• **EXERCISE DIRECTIONS**: Copy each line where the word "Eurozone" occurs.

(Stored items from a collection)
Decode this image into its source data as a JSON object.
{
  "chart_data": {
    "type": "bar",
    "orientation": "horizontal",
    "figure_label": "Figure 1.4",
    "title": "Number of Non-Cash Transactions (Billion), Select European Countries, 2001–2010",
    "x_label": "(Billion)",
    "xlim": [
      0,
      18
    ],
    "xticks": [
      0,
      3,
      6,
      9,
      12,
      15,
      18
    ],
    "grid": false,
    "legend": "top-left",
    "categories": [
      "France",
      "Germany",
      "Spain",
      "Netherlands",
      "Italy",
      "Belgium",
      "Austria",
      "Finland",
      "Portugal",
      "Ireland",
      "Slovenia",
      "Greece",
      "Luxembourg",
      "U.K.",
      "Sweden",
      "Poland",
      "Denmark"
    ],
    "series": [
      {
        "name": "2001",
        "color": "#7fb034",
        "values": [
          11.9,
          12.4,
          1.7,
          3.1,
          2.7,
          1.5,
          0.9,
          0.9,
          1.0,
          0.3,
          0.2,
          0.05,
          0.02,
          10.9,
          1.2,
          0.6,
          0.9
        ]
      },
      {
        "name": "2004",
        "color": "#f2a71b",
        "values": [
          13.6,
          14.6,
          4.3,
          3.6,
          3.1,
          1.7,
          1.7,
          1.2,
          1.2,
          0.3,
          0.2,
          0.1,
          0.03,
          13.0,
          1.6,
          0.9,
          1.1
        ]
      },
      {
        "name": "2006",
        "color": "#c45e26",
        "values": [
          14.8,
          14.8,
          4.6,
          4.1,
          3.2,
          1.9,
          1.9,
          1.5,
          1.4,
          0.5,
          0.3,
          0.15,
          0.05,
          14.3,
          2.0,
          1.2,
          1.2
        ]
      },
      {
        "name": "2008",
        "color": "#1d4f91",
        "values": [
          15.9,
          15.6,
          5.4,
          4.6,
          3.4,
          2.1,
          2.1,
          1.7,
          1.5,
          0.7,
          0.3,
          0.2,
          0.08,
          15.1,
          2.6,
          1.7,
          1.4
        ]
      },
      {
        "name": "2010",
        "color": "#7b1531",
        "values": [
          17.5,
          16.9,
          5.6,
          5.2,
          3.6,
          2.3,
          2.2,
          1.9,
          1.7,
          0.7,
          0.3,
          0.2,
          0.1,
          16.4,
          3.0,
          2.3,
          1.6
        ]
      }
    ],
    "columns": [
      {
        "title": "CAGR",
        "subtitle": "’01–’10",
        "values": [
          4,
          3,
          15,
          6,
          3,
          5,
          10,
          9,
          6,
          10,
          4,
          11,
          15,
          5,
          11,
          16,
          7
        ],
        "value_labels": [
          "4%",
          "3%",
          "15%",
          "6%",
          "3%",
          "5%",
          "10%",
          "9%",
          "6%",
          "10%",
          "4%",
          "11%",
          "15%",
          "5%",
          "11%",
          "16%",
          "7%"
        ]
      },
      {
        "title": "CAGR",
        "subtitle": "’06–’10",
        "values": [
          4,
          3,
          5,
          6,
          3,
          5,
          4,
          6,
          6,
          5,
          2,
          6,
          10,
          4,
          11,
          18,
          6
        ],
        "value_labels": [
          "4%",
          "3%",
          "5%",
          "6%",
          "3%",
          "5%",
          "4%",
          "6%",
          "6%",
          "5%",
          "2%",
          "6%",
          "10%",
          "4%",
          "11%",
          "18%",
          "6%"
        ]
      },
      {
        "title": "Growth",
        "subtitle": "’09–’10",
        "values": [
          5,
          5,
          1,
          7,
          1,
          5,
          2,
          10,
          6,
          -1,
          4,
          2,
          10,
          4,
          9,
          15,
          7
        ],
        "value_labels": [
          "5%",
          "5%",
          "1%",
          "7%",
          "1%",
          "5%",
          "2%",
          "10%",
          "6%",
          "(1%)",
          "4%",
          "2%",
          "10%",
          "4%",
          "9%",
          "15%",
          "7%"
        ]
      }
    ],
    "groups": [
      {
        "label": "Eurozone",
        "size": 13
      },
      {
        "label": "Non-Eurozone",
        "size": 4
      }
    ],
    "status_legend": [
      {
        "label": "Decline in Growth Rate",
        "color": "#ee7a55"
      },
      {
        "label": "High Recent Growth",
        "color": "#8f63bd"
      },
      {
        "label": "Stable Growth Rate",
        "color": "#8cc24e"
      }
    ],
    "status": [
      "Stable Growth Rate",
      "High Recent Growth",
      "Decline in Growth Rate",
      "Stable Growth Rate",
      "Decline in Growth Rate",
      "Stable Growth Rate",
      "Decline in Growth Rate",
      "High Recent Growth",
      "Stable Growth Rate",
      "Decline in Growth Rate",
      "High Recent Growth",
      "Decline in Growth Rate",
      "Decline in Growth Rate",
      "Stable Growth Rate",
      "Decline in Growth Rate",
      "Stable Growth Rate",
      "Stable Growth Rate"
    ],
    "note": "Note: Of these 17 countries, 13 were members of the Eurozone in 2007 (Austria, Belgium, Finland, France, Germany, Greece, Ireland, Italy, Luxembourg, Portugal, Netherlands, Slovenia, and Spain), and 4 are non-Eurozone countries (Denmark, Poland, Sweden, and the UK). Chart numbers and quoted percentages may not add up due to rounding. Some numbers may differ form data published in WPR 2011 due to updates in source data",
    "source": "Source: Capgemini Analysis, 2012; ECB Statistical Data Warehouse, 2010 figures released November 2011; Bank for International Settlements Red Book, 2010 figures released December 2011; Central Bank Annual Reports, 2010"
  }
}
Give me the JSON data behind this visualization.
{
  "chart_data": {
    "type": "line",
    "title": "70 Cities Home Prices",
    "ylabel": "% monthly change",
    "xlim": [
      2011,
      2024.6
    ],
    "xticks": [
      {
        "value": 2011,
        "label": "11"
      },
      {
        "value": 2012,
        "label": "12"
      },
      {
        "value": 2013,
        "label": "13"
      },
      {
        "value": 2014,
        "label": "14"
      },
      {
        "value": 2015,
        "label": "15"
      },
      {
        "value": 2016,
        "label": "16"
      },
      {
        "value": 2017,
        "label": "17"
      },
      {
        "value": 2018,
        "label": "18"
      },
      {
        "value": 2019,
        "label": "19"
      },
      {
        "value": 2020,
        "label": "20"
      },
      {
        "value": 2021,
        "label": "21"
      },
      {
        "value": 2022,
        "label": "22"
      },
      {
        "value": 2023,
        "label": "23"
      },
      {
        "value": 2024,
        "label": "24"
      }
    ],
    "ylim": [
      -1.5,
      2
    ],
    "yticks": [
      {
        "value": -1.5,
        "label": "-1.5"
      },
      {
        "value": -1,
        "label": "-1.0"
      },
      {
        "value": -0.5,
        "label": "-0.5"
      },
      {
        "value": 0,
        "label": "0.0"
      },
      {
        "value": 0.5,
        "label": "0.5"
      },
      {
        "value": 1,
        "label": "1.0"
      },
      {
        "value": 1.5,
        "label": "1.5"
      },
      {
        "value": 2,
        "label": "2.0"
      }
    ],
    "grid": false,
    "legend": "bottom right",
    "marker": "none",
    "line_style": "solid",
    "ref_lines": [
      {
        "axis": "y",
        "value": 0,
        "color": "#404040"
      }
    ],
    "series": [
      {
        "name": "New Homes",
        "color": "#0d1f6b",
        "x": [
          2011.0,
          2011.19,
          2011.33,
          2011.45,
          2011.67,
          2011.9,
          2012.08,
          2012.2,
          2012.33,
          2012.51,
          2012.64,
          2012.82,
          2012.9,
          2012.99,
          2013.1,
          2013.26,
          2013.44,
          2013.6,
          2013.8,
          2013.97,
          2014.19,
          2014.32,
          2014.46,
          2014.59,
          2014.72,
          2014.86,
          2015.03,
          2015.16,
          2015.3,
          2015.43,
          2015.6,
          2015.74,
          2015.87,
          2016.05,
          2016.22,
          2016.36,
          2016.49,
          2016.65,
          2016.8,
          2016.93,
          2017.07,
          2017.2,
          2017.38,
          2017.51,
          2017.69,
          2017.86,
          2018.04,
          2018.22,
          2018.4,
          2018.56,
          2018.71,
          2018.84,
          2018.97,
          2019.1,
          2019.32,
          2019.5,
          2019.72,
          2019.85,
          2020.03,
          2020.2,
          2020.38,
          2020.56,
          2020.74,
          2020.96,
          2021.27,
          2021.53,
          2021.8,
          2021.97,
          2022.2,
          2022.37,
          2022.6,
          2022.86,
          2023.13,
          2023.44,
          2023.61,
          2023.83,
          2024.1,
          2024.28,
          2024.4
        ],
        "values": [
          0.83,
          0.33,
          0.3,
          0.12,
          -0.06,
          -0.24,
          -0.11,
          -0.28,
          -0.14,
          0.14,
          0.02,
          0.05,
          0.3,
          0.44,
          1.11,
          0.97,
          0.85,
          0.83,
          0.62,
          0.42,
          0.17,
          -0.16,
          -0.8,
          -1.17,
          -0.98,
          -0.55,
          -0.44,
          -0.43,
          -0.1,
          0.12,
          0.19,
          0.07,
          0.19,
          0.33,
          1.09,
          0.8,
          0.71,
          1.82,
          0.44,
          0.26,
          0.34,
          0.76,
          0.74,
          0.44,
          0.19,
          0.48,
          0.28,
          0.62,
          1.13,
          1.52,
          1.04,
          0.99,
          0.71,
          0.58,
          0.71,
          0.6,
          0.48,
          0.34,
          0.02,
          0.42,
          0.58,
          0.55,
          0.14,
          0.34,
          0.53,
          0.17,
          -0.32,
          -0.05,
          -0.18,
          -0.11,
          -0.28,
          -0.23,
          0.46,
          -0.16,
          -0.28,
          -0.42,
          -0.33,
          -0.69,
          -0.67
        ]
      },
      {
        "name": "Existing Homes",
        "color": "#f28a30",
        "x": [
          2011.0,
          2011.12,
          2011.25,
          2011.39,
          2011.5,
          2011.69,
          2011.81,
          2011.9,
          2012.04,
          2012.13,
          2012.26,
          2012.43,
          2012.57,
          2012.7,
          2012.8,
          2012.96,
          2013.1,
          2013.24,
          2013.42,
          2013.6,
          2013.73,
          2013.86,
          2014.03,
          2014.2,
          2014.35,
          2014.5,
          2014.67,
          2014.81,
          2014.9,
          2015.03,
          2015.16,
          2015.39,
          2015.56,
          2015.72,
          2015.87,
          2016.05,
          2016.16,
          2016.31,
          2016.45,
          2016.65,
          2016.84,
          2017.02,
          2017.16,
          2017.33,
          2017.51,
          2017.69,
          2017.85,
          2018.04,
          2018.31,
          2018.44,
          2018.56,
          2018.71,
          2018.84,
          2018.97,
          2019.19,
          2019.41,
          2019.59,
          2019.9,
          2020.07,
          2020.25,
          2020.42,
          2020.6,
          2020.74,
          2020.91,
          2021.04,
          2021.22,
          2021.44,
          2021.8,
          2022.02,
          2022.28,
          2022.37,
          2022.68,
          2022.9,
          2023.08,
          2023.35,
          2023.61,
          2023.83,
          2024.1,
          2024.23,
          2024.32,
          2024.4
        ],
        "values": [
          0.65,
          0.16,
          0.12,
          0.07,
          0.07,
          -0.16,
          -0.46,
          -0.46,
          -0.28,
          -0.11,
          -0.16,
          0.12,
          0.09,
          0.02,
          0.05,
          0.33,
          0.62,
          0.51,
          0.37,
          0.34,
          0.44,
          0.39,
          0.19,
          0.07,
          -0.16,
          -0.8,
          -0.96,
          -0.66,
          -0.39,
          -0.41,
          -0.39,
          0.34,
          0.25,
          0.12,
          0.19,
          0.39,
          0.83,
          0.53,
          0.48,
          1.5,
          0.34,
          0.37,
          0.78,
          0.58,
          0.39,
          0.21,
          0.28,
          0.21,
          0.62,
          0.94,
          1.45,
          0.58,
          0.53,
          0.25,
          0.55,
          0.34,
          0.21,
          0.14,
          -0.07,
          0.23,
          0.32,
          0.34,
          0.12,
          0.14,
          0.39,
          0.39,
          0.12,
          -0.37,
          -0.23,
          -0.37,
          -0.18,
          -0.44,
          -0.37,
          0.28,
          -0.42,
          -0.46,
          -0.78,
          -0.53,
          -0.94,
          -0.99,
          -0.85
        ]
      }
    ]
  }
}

• **OUTPUT FOR THIS EXERCISE**:
        "label": "Eurozone",
        "label": "Non-Eurozone",
    "note": "Note: Of these 17 countries, 13 were members of the Eurozone in 2007 (Austria, Belgium, Finland, France, Germany, Greece, Ireland, Italy, Luxembourg, Portugal, Netherlands, Slovenia, and Spain), and 4 are non-Eurozone countries (Denmark, Poland, Sweden, and the UK). Chart numbers and quoted percentages may not add up due to rounding. Some numbers may differ form data published in WPR 2011 due to updates in source data",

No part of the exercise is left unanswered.